◆ **Exercise goal**
Show each line of the data below that has the string "Таблица" in it.

◆ **Entries provided**
----------------

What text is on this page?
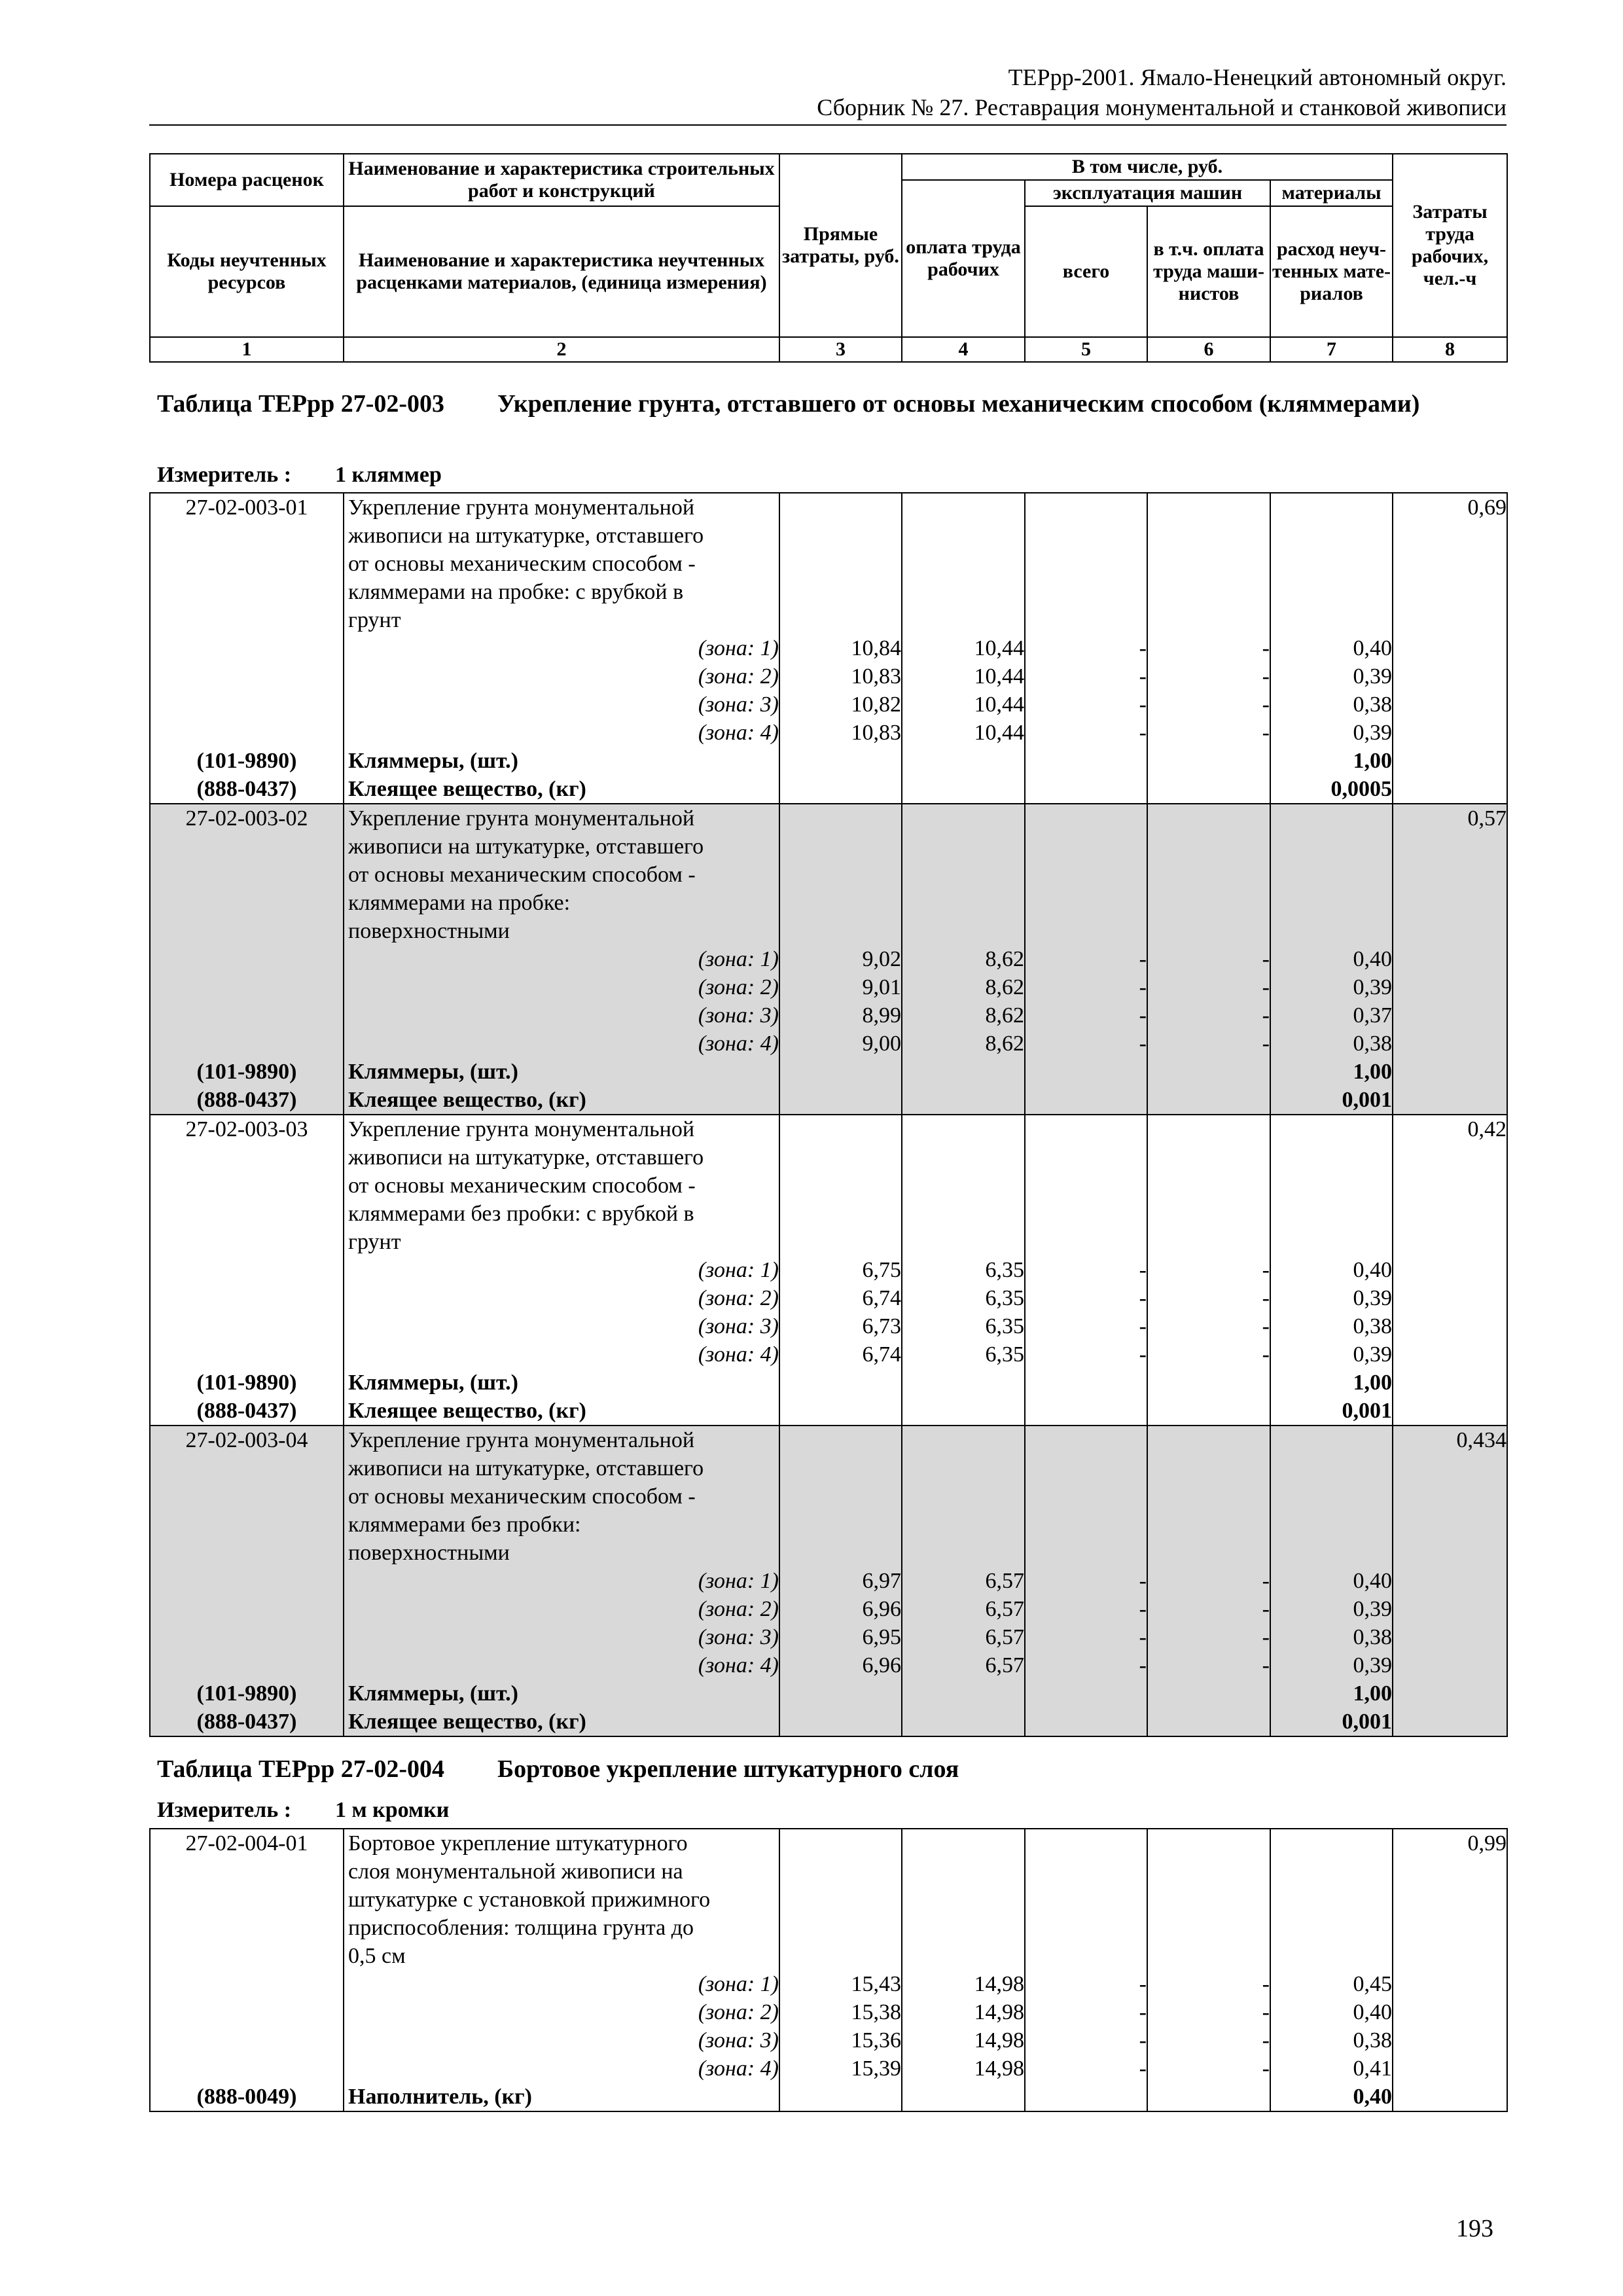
ТЕРрр-2001. Ямало-Ненецкий автономный округ.
Сборник № 27. Реставрация монументальной и станковой живописи
Номера расценок	Наименование и характеристика строительных работ и конструкций	Прямые затраты, руб.	В том числе, руб.				Затраты труда рабочих, чел.-ч
			оплата труда рабочих	эксплуатация машин		материалы	
Коды неучтенных ресурсов	Наименование и характеристика неучтенных расценками материалов, (единица измерения)			всего	в т.ч. оплата труда маши-нистов	расход неуч-тенных мате-риалов	

1	2	3	4	5	6	7	8
Таблица ТЕРрр 27-02-003 Укрепление грунта, отставшего от основы механическим способом (кляммерами)
Измеритель : 1 кляммер
27-02-003-01	Укрепление грунта монументальной						0,69
	живописи на штукатурке, отставшего						
	от основы механическим способом -						
	кляммерами на пробке: с врубкой в						
	грунт						
	(зона: 1)	10,84	10,44	-	-	0,40	
	(зона: 2)	10,83	10,44	-	-	0,39	
	(зона: 3)	10,82	10,44	-	-	0,38	
	(зона: 4)	10,83	10,44	-	-	0,39	
(101-9890)	Кляммеры, (шт.)					1,00	
(888-0437)	Клеящее вещество, (кг)					0,0005	
27-02-003-02	Укрепление грунта монументальной						0,57
	живописи на штукатурке, отставшего						
	от основы механическим способом -						
	кляммерами на пробке:						
	поверхностными						
	(зона: 1)	9,02	8,62	-	-	0,40	
	(зона: 2)	9,01	8,62	-	-	0,39	
	(зона: 3)	8,99	8,62	-	-	0,37	
	(зона: 4)	9,00	8,62	-	-	0,38	
(101-9890)	Кляммеры, (шт.)					1,00	
(888-0437)	Клеящее вещество, (кг)					0,001	
27-02-003-03	Укрепление грунта монументальной						0,42
	живописи на штукатурке, отставшего						
	от основы механическим способом -						
	кляммерами без пробки: с врубкой в						
	грунт						
	(зона: 1)	6,75	6,35	-	-	0,40	
	(зона: 2)	6,74	6,35	-	-	0,39	
	(зона: 3)	6,73	6,35	-	-	0,38	
	(зона: 4)	6,74	6,35	-	-	0,39	
(101-9890)	Кляммеры, (шт.)					1,00	
(888-0437)	Клеящее вещество, (кг)					0,001	
27-02-003-04	Укрепление грунта монументальной						0,434
	живописи на штукатурке, отставшего						
	от основы механическим способом -						
	кляммерами без пробки:						
	поверхностными						
	(зона: 1)	6,97	6,57	-	-	0,40	
	(зона: 2)	6,96	6,57	-	-	0,39	
	(зона: 3)	6,95	6,57	-	-	0,38	
	(зона: 4)	6,96	6,57	-	-	0,39	
(101-9890)	Кляммеры, (шт.)					1,00	
(888-0437)	Клеящее вещество, (кг)					0,001	
Таблица ТЕРрр 27-02-004 Бортовое укрепление штукатурного слоя
Измеритель : 1 м кромки
27-02-004-01	Бортовое укрепление штукатурного						0,99
	слоя монументальной живописи на						
	штукатурке с установкой прижимного						
	приспособления: толщина грунта до						
	0,5 см						
	(зона: 1)	15,43	14,98	-	-	0,45	
	(зона: 2)	15,38	14,98	-	-	0,40	
	(зона: 3)	15,36	14,98	-	-	0,38	
	(зона: 4)	15,39	14,98	-	-	0,41	
(888-0049)	Наполнитель, (кг)					0,40	
193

----------------

◆ **The solution**
Таблица ТЕРрр 27-02-003 Укрепление грунта, отставшего от основы механическим способом (кляммерами)
Таблица ТЕРрр 27-02-004 Бортовое укрепление штукатурного слоя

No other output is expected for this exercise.